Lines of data
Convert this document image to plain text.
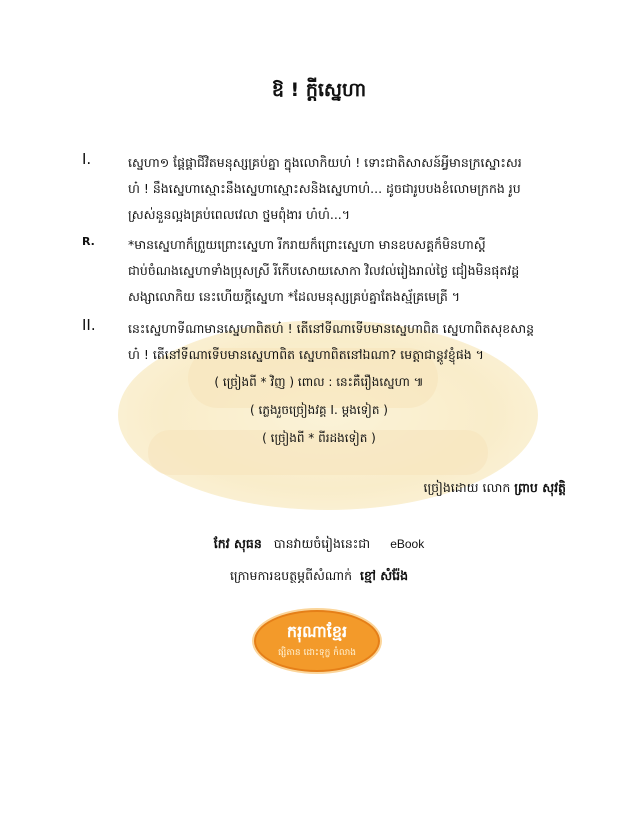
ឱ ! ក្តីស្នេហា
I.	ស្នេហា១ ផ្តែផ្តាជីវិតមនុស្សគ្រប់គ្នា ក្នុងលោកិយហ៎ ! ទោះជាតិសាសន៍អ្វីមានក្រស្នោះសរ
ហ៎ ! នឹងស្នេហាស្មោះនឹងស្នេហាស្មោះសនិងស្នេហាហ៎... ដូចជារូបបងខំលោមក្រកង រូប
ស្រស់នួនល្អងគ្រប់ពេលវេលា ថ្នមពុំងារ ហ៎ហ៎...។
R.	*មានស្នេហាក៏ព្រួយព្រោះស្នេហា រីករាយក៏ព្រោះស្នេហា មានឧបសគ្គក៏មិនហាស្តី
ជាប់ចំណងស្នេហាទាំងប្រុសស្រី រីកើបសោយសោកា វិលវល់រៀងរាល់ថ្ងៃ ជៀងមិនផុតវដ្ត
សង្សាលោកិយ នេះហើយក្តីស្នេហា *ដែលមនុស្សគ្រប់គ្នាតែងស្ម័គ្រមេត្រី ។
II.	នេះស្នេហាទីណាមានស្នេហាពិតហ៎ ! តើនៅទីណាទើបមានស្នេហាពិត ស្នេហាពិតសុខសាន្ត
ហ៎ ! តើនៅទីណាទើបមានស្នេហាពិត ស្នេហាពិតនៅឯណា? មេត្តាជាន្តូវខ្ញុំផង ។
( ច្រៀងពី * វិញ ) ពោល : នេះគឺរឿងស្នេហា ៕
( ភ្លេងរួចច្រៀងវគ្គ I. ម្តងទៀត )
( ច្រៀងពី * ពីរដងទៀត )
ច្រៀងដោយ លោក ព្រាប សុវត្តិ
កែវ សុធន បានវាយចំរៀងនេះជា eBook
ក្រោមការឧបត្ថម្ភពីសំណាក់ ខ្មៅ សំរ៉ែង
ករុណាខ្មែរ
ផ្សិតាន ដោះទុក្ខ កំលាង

...

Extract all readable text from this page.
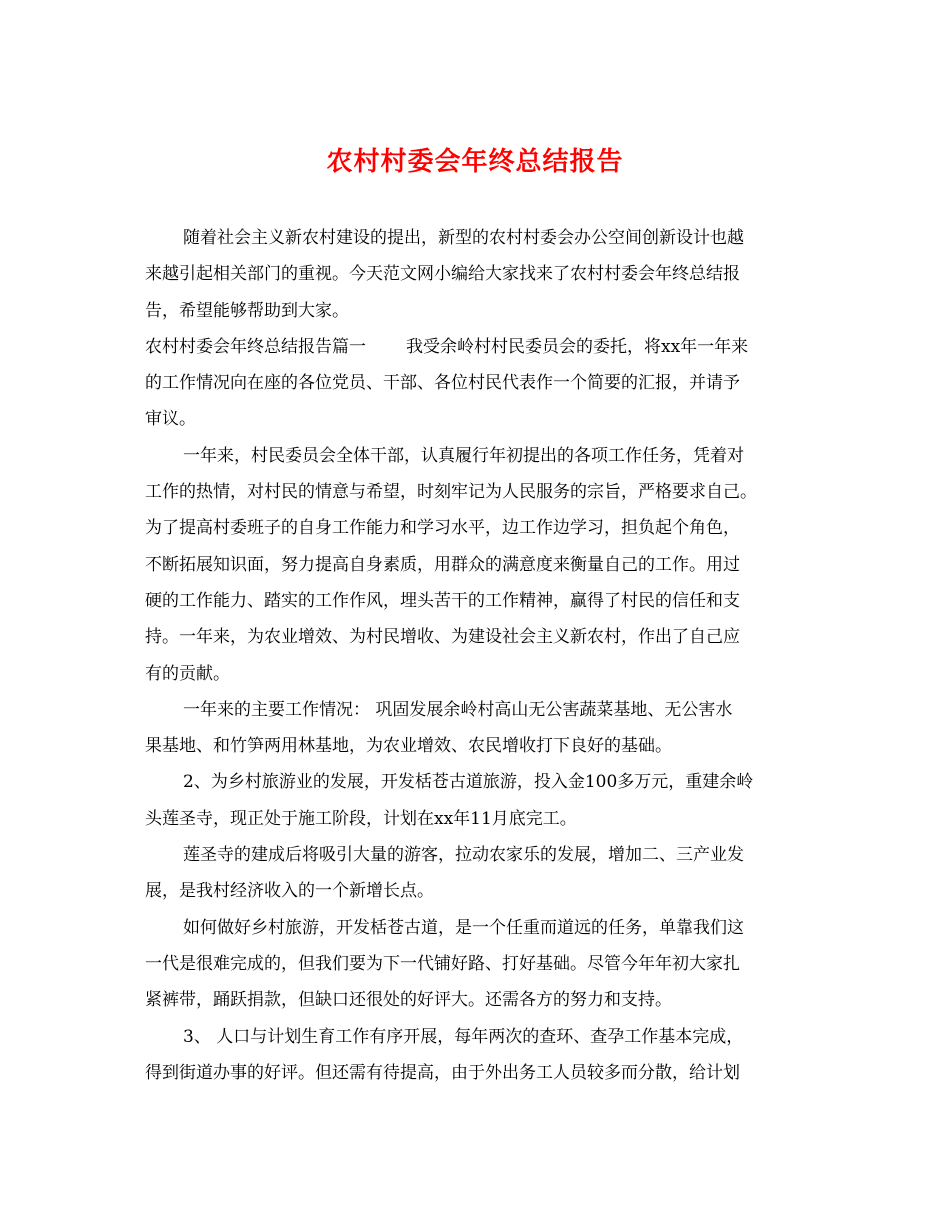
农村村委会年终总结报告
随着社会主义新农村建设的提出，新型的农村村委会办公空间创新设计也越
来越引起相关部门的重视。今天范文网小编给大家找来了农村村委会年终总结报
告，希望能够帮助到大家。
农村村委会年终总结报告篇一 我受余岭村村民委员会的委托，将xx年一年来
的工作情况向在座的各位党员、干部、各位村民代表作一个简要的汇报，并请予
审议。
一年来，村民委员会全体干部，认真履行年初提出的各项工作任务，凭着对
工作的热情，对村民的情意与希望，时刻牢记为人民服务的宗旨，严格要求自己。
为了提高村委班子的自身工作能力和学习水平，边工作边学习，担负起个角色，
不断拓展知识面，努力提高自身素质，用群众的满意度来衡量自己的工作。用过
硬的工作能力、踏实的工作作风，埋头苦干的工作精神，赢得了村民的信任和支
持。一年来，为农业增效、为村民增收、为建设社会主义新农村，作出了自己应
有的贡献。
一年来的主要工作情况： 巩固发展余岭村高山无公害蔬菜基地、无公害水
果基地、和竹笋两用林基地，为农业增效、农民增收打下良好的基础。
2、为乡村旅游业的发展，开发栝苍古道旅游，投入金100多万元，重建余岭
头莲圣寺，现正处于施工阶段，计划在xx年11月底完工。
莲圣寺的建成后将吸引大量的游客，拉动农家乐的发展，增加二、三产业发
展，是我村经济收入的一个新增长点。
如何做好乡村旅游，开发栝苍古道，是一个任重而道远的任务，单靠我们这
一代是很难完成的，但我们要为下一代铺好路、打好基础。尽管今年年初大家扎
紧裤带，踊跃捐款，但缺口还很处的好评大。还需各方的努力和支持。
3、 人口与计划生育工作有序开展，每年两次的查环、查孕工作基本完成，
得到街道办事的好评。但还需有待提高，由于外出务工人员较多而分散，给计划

◆ GIVEN PROBLEM ◆
Copy each line of the listing that holds the word "this".

◆ SOLUTION ◆
Convert this document image to plain text.
Extract all readable text from this page.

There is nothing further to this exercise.